__SET PROBLEM__.
Report only the number of lines in this material that include the string "필요없다".

[Stored data]
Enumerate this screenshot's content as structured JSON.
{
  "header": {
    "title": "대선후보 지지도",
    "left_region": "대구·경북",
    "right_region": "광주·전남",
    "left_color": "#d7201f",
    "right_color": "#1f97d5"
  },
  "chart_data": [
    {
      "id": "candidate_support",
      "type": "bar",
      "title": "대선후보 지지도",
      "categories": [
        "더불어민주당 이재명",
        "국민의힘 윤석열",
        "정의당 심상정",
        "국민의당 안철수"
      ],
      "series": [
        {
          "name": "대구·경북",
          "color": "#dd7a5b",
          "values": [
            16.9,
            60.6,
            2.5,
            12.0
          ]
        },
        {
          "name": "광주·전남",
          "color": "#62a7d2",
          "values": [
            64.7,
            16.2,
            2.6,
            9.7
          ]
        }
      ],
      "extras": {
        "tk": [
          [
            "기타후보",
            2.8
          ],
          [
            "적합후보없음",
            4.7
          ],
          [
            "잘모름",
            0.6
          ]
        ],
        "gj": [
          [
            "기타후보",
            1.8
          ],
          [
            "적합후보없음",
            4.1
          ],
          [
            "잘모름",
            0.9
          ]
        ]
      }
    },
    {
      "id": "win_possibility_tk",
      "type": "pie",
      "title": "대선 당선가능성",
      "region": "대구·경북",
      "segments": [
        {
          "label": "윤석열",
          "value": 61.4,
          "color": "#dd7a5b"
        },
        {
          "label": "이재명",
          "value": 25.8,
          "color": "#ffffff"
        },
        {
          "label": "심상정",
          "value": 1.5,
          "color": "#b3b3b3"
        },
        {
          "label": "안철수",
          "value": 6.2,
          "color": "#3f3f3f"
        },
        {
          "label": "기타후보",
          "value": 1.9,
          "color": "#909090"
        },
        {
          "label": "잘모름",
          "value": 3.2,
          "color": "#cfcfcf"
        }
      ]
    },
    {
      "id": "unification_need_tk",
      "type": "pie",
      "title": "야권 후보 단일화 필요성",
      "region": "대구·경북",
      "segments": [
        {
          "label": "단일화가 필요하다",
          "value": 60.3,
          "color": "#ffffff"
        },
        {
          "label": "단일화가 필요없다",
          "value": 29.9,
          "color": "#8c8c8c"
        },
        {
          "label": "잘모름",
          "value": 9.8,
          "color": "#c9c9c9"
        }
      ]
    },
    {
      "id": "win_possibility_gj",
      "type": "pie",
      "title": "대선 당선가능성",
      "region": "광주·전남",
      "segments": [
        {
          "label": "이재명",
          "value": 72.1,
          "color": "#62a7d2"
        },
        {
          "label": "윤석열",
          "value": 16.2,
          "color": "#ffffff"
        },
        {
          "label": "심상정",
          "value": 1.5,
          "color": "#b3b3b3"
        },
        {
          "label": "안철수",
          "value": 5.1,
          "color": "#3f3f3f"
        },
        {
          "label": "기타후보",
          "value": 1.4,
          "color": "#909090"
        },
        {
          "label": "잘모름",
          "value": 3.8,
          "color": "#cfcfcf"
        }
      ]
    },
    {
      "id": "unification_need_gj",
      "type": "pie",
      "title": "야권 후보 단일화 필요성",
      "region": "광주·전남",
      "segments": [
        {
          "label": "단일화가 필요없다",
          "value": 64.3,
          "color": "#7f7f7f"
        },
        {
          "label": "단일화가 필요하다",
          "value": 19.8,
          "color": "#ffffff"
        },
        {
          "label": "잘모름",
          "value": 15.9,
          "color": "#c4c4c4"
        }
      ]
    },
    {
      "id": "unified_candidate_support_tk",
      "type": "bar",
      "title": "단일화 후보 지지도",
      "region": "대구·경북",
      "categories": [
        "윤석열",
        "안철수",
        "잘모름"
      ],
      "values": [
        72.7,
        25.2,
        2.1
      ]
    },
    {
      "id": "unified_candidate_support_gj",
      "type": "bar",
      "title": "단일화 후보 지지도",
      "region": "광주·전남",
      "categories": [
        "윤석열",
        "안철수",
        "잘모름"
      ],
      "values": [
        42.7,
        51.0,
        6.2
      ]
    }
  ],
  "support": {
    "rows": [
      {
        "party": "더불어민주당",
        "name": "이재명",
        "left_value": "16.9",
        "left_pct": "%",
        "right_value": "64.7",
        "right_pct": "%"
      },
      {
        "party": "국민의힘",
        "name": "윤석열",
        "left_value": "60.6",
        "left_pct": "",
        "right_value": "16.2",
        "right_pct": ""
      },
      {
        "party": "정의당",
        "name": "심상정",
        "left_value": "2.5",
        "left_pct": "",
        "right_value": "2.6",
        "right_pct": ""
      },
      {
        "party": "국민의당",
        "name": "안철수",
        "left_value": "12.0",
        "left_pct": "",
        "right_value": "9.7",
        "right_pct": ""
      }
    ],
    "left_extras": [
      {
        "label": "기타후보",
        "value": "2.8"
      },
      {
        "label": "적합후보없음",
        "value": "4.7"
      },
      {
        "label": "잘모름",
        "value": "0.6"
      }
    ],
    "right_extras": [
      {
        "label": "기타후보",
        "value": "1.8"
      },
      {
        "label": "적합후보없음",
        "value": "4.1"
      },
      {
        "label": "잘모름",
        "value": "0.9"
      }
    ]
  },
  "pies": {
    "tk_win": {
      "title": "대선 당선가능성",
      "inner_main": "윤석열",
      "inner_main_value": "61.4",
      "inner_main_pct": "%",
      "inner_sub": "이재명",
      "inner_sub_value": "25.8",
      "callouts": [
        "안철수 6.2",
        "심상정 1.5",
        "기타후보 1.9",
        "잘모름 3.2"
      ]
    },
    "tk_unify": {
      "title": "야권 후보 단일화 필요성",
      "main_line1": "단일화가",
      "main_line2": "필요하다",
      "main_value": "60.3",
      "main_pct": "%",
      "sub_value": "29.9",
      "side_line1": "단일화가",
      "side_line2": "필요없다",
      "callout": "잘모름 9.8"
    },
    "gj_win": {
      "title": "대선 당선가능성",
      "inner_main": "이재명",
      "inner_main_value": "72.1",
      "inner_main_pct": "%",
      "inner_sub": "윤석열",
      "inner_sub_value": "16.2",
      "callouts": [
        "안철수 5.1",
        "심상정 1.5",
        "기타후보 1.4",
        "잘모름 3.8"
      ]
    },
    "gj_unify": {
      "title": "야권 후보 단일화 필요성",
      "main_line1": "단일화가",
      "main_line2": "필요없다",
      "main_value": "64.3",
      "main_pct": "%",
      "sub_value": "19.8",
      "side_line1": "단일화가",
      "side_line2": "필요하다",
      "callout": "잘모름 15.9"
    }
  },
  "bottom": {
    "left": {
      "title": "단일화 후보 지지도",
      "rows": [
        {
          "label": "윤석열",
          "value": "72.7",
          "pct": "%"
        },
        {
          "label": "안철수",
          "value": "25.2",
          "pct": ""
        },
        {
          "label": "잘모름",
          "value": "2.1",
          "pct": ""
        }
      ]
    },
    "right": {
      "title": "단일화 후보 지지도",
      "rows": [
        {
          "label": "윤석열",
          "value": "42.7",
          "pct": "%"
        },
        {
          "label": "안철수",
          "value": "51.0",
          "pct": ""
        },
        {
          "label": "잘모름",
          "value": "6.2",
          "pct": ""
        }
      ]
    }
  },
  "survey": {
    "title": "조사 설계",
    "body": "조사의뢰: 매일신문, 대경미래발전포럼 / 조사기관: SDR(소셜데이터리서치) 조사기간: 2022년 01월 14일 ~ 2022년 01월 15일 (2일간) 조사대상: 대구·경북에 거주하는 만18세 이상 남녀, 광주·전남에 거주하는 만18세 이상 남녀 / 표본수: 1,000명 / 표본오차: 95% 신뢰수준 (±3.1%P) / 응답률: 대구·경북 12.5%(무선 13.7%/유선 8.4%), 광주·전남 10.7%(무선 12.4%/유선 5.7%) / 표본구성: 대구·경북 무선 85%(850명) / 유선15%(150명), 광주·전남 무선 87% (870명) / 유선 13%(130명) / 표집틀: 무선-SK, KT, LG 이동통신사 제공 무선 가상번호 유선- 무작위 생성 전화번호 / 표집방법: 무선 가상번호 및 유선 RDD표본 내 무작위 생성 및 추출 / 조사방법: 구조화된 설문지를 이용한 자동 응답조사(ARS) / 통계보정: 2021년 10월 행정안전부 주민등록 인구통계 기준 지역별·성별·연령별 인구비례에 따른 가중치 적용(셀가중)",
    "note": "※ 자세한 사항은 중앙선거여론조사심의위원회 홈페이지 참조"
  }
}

__WRITTEN REPLY__.
4